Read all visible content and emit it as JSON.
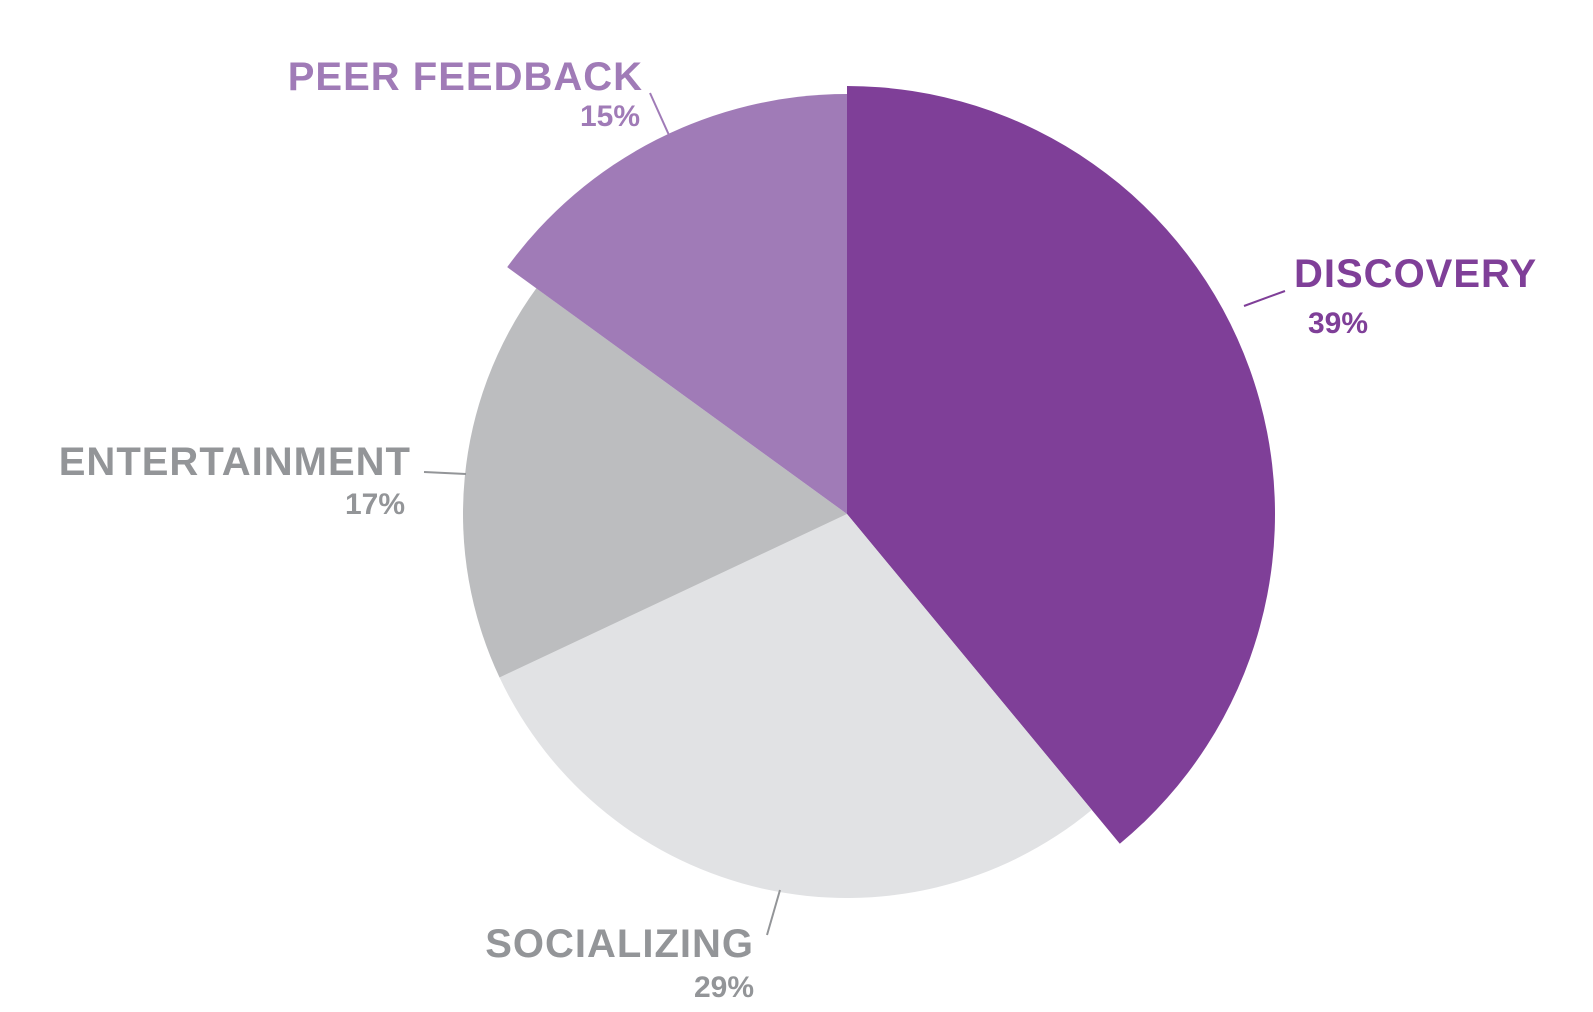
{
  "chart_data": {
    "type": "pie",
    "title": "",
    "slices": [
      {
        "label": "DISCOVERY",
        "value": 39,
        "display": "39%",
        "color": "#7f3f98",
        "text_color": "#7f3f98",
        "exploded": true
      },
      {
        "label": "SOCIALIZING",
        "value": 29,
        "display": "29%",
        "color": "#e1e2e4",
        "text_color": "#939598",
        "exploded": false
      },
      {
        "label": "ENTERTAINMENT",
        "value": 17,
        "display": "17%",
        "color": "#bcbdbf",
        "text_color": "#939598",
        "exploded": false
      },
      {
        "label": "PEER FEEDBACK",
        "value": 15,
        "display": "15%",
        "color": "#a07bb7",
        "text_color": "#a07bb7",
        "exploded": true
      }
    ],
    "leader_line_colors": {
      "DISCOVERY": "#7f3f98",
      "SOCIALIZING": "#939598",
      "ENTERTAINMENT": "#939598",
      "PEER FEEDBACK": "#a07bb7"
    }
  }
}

================================

Leave out the pictures, and give all the records again exactly.

◆ CORRECT RESULT ◆
Read all visible content and emit it as JSON.
{
  "chart_data": {
    "type": "pie",
    "title": "",
    "slices": [
      {
        "label": "DISCOVERY",
        "value": 39,
        "display": "39%",
        "color": "#7f3f98",
        "text_color": "#7f3f98",
        "exploded": true
      },
      {
        "label": "SOCIALIZING",
        "value": 29,
        "display": "29%",
        "color": "#e1e2e4",
        "text_color": "#939598",
        "exploded": false
      },
      {
        "label": "ENTERTAINMENT",
        "value": 17,
        "display": "17%",
        "color": "#bcbdbf",
        "text_color": "#939598",
        "exploded": false
      },
      {
        "label": "PEER FEEDBACK",
        "value": 15,
        "display": "15%",
        "color": "#a07bb7",
        "text_color": "#a07bb7",
        "exploded": true
      }
    ],
    "leader_line_colors": {
      "DISCOVERY": "#7f3f98",
      "SOCIALIZING": "#939598",
      "ENTERTAINMENT": "#939598",
      "PEER FEEDBACK": "#a07bb7"
    }
  }
}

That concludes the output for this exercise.